+++ EXCERPTED RECORDS +++

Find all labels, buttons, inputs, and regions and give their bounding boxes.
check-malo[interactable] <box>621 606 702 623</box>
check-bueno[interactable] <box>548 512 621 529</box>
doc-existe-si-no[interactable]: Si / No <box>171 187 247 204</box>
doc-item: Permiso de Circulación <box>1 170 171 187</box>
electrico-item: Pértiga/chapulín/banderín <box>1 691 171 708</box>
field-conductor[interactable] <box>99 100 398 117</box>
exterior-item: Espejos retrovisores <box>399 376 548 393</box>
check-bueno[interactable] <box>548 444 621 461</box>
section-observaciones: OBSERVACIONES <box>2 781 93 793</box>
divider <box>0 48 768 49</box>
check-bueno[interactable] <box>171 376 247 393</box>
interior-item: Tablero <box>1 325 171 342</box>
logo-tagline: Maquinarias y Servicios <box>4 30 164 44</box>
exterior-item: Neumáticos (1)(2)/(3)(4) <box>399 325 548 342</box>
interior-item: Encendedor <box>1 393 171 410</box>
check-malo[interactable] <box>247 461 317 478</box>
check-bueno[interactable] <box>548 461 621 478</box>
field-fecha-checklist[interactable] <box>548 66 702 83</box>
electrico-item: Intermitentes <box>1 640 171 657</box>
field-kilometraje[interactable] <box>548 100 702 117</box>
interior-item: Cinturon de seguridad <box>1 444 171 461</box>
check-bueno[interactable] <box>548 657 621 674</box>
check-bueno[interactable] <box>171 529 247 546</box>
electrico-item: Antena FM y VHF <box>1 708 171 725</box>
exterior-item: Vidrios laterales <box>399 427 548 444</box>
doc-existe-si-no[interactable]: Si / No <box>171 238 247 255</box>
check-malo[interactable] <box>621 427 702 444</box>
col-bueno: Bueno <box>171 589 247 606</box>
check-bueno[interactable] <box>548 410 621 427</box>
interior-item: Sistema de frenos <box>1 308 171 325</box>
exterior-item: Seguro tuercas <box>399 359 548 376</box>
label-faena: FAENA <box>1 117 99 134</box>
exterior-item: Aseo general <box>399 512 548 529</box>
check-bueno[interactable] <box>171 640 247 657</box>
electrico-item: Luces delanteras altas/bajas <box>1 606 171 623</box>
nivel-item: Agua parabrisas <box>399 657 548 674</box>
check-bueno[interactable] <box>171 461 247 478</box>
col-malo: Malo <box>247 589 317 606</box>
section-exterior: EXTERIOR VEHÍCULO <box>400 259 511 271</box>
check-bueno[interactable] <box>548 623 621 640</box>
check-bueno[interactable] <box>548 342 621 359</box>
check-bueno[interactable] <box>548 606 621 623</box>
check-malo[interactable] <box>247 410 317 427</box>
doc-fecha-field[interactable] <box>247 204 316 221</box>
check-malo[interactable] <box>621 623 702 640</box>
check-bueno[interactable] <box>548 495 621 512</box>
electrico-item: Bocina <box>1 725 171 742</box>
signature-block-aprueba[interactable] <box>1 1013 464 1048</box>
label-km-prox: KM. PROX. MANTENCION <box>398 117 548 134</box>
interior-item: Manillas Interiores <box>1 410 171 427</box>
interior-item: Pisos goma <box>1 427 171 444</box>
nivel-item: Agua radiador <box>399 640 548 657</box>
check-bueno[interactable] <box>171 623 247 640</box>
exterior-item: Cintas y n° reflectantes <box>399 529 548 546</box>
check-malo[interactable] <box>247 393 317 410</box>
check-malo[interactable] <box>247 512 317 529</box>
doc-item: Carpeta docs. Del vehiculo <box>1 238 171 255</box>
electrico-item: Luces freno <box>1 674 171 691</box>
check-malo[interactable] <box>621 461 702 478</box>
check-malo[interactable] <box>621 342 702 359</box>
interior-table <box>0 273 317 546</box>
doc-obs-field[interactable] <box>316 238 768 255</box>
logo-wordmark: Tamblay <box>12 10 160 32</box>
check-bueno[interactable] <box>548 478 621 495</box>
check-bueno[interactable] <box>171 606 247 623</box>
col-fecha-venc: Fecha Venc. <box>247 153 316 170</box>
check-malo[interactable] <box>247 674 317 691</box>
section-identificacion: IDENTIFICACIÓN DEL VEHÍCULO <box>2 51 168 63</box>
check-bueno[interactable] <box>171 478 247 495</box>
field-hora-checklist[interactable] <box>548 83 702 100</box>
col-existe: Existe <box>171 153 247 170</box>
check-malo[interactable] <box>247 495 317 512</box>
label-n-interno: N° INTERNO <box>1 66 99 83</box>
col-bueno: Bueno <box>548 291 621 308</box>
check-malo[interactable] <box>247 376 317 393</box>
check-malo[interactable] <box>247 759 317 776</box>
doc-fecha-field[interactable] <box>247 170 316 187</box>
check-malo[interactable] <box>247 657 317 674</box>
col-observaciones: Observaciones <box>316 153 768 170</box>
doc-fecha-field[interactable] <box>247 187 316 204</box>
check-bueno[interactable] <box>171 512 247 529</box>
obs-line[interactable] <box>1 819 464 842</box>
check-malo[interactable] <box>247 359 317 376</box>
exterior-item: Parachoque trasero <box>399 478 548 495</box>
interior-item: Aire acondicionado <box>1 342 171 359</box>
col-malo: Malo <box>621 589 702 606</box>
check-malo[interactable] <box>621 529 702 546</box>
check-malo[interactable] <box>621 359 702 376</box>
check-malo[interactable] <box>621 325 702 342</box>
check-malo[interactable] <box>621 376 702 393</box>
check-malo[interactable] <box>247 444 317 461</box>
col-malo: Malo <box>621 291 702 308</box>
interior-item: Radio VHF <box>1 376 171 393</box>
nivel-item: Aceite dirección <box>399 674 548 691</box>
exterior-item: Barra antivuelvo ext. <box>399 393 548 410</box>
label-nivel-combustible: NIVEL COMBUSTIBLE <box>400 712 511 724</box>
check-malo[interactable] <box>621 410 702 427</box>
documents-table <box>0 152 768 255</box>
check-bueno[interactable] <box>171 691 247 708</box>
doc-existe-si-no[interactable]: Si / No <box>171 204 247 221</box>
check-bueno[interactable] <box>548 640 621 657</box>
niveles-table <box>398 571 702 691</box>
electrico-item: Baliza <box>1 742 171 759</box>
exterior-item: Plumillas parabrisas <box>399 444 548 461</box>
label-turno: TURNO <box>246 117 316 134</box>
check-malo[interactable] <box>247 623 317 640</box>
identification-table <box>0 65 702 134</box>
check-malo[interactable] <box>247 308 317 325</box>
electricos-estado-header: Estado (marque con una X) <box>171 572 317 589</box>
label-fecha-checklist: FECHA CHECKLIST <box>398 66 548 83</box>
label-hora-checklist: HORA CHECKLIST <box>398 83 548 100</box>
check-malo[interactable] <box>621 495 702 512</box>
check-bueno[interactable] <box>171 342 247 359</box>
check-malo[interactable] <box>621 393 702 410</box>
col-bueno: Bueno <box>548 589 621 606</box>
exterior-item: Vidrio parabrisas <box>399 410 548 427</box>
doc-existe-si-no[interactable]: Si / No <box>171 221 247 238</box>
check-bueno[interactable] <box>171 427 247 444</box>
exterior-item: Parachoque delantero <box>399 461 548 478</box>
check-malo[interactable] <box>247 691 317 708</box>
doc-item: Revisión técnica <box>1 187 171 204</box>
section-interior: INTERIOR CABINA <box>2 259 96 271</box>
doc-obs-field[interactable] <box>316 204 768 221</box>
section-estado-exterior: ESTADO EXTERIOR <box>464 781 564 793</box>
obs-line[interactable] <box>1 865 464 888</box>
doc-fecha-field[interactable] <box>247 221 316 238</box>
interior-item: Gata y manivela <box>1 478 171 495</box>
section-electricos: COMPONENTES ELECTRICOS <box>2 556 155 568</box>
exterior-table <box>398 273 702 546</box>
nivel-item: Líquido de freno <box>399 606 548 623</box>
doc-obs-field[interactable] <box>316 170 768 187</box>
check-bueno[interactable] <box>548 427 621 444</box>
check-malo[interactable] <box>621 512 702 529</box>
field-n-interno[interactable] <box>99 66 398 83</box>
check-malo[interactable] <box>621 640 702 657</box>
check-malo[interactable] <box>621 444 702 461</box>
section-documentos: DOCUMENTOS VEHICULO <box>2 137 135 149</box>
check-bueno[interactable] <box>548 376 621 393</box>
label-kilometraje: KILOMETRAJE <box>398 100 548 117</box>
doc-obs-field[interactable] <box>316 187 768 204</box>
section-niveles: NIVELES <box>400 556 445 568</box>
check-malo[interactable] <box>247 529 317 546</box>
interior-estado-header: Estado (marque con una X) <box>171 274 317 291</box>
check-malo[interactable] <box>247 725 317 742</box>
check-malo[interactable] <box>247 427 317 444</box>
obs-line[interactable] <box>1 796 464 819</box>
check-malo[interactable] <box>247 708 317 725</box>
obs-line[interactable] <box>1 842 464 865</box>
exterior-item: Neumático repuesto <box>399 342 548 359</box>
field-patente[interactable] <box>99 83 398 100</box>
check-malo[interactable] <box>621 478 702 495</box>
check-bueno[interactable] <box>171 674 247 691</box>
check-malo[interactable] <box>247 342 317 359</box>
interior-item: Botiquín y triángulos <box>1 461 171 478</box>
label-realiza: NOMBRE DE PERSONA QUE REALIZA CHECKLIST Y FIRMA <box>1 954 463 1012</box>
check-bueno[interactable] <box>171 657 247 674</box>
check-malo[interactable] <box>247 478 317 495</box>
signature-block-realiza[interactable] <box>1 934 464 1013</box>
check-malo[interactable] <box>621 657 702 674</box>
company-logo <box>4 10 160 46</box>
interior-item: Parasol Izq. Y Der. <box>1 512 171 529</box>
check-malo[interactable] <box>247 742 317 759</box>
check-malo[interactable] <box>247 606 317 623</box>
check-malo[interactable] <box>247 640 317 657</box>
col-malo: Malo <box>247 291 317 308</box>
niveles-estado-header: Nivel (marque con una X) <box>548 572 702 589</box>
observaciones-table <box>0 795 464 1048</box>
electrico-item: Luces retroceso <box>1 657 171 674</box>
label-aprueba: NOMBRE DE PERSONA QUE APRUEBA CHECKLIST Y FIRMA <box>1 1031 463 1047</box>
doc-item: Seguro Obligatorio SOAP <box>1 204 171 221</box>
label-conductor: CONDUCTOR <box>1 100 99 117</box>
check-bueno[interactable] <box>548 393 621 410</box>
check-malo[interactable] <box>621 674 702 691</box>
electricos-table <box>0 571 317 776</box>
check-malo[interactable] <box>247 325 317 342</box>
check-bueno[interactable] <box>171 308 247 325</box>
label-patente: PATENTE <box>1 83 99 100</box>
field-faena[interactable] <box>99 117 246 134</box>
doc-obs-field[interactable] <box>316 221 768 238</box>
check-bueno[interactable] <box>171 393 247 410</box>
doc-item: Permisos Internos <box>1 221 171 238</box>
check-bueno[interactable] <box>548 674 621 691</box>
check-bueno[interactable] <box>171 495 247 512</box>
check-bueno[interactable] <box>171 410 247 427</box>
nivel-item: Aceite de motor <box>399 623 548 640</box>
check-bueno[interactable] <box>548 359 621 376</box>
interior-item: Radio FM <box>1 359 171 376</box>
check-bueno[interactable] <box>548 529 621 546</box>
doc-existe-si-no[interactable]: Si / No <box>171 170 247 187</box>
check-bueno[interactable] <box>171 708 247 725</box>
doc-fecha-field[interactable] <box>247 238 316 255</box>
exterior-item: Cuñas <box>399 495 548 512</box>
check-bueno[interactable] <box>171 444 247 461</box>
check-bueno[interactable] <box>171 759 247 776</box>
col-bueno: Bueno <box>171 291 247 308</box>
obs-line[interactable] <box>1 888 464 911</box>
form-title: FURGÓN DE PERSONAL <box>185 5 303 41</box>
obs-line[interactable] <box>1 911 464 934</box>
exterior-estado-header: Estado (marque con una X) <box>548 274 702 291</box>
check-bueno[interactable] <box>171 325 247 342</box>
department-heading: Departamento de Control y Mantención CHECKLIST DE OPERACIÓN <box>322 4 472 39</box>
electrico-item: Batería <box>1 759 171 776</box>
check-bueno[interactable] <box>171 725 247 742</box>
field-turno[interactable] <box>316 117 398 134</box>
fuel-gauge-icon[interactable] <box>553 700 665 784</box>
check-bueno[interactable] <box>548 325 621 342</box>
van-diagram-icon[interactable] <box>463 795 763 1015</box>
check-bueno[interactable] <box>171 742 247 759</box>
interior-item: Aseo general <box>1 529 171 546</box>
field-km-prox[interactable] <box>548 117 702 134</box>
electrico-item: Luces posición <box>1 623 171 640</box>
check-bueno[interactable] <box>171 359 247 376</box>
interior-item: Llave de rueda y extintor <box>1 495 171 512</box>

+++

--- WHAT IS BEING ASKED ---
Output the lines verbatim, beginning with the first line of the records above and continuing through the line that contains "doc-existe-si-no[interactable]: Si / No <box>171 187", with both of those lines included.

--- SOLUTION TO THE PROBLEM ---
Find all labels, buttons, inputs, and regions and give their bounding boxes.
check-malo[interactable] <box>621 606 702 623</box>
check-bueno[interactable] <box>548 512 621 529</box>
doc-existe-si-no[interactable]: Si / No <box>171 187 247 204</box>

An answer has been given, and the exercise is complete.